[Stored data entries]
○ ○ ○
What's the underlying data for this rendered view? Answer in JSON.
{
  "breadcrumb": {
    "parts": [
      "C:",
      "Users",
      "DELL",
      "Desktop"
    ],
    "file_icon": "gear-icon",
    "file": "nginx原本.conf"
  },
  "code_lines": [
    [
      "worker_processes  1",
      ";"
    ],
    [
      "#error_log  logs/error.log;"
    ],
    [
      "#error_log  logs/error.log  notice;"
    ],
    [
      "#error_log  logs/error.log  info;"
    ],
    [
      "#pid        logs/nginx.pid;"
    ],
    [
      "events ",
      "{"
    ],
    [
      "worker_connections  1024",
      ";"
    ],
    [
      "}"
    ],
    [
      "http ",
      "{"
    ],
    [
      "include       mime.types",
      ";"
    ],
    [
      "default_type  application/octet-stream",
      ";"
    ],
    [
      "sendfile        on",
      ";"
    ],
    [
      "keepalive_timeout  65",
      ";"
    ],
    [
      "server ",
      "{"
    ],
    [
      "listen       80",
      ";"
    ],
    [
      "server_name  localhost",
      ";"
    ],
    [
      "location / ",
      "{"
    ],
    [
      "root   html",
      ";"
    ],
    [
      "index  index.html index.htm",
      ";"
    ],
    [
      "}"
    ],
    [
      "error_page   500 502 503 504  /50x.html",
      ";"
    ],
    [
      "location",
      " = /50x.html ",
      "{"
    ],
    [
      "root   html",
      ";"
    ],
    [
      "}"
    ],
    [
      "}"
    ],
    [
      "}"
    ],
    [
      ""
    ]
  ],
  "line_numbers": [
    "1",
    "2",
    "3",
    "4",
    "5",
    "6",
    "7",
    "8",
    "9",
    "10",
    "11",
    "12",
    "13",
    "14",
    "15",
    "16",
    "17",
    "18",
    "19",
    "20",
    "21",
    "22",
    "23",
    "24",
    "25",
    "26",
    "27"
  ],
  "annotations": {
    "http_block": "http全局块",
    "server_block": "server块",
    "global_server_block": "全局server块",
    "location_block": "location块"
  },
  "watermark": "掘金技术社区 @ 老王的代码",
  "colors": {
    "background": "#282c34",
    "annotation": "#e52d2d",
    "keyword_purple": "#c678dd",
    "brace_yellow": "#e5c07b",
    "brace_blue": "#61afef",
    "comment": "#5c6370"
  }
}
○ ○ ○
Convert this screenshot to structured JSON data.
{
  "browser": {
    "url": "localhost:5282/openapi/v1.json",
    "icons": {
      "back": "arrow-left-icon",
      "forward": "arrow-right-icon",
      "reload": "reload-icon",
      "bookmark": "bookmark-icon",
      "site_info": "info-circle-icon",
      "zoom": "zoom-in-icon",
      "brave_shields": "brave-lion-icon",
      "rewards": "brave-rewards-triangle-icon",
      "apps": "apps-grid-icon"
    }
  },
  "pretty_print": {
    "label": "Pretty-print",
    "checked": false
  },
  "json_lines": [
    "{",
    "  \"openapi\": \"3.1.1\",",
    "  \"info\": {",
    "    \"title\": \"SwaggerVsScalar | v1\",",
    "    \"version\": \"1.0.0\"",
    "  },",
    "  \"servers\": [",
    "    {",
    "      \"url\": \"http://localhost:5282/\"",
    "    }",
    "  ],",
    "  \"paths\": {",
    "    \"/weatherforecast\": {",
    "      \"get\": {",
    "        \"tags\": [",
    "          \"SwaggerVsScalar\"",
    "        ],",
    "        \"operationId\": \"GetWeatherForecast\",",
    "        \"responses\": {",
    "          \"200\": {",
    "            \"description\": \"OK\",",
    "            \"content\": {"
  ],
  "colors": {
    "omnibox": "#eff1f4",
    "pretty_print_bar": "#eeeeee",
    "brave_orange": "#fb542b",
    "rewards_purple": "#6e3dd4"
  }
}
○ ○ ○
### Objective
Extract every line containing the string "openapi" from the data above.

### Answer to the problem
    "url": "localhost:5282/openapi/v1.json",
    "  \"openapi\": \"3.1.1\",",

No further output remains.